***** PROVIDED DATA *****

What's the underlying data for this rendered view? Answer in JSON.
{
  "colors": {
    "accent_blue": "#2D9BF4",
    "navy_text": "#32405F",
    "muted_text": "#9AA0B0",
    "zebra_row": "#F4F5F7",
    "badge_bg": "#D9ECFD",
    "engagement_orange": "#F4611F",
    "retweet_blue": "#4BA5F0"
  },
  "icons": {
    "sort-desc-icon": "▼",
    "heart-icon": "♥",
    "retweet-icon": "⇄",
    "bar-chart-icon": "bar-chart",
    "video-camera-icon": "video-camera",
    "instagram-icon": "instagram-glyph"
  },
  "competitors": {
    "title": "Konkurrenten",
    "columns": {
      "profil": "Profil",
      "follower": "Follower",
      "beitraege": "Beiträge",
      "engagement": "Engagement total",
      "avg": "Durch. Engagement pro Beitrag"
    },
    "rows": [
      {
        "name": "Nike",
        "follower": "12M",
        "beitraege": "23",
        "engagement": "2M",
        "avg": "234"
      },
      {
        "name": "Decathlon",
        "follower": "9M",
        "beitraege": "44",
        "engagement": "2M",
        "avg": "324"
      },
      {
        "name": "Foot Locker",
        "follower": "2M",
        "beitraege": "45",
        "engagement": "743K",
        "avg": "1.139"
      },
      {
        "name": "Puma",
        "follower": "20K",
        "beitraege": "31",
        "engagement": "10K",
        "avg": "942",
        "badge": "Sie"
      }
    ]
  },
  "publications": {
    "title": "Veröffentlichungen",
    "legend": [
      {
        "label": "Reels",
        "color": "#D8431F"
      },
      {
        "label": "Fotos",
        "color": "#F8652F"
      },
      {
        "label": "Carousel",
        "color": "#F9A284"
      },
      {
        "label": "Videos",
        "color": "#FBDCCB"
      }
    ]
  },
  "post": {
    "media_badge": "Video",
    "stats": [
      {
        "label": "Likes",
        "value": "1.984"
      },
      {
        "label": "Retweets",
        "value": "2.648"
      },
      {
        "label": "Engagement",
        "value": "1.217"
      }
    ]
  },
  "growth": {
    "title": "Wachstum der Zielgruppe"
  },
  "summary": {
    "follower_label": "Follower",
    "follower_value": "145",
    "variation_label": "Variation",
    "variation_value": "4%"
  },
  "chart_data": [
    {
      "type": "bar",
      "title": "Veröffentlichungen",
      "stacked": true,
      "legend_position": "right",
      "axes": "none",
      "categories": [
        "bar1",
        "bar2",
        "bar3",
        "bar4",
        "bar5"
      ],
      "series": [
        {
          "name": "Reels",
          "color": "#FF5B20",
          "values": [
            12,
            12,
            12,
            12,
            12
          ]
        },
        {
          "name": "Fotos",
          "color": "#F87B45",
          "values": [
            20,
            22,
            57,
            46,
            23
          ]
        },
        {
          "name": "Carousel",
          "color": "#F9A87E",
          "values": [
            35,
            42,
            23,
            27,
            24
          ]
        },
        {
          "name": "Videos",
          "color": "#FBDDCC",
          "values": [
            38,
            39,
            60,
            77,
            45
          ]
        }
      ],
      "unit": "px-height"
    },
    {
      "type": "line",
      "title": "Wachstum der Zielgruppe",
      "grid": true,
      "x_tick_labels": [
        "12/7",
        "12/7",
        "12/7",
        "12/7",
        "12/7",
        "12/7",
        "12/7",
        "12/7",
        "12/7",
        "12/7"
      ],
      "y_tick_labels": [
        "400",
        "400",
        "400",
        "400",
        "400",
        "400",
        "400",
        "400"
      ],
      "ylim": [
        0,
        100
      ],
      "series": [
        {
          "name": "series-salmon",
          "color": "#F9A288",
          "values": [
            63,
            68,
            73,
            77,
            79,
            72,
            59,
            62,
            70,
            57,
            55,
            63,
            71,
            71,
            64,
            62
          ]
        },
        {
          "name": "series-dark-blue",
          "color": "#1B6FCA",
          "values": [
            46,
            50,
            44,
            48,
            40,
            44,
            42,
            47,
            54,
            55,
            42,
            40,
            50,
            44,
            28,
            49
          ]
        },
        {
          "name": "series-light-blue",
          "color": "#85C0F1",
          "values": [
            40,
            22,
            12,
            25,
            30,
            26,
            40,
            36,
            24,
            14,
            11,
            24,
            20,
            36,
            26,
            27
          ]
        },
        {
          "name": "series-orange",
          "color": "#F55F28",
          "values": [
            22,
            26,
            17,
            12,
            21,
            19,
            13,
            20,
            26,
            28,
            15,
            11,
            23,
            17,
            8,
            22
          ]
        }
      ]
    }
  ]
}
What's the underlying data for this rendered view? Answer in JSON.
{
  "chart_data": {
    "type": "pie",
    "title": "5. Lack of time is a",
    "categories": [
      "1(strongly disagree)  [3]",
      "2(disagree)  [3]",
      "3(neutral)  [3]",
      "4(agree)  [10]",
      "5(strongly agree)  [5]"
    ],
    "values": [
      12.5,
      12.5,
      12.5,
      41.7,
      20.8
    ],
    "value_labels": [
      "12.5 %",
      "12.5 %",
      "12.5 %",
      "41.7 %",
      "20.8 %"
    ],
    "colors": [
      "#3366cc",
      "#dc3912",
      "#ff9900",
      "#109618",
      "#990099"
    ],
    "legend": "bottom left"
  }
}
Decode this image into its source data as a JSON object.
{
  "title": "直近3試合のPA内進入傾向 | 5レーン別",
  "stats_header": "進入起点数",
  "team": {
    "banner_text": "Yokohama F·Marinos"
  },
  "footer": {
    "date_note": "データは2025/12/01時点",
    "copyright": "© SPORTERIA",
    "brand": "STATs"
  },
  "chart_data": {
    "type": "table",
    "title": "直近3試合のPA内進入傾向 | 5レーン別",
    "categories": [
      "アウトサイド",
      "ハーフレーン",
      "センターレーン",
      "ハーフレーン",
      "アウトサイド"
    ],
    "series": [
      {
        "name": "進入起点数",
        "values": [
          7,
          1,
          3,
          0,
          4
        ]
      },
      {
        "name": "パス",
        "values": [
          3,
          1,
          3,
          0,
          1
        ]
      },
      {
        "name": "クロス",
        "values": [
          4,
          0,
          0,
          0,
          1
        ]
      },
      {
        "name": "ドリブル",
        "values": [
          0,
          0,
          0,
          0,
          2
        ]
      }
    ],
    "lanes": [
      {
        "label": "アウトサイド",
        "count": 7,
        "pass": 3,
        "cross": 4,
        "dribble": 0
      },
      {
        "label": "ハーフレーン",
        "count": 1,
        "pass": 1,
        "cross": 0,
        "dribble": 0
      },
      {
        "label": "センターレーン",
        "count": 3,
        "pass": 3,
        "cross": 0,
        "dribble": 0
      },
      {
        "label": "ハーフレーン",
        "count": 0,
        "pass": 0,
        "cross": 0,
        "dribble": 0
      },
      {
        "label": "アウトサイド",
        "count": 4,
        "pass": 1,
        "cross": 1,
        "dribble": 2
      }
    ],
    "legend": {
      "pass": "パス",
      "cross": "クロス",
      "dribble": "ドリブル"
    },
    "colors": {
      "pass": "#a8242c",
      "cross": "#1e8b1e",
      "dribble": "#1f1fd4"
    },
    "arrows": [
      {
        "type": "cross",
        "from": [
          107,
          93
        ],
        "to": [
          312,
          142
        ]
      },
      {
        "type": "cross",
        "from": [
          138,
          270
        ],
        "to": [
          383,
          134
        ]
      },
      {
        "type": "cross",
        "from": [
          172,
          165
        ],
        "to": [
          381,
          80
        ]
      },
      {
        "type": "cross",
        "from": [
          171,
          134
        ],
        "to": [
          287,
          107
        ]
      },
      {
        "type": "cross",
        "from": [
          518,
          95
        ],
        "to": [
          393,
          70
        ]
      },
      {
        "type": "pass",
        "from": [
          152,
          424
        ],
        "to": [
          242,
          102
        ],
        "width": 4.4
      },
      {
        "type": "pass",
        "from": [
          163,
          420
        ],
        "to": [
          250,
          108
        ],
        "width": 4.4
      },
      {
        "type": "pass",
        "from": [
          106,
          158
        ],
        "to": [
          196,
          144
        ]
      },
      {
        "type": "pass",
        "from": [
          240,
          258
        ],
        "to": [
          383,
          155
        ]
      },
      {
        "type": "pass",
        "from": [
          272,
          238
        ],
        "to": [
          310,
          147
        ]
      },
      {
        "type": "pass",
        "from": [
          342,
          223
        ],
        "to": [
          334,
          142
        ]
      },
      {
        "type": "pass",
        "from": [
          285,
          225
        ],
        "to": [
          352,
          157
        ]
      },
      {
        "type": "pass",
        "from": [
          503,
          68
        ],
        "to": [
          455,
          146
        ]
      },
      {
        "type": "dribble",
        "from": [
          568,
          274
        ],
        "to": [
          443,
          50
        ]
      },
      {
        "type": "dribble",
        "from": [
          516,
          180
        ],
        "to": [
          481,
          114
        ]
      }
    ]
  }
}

*****

§ EXERCISE BRIEF: From the records above, copy every line that holds the word "series".

§ RESPONSE TO THE TASK:
      "series": [
      "series": [
          "name": "series-salmon",
          "name": "series-dark-blue",
          "name": "series-light-blue",
          "name": "series-orange",
    "series": [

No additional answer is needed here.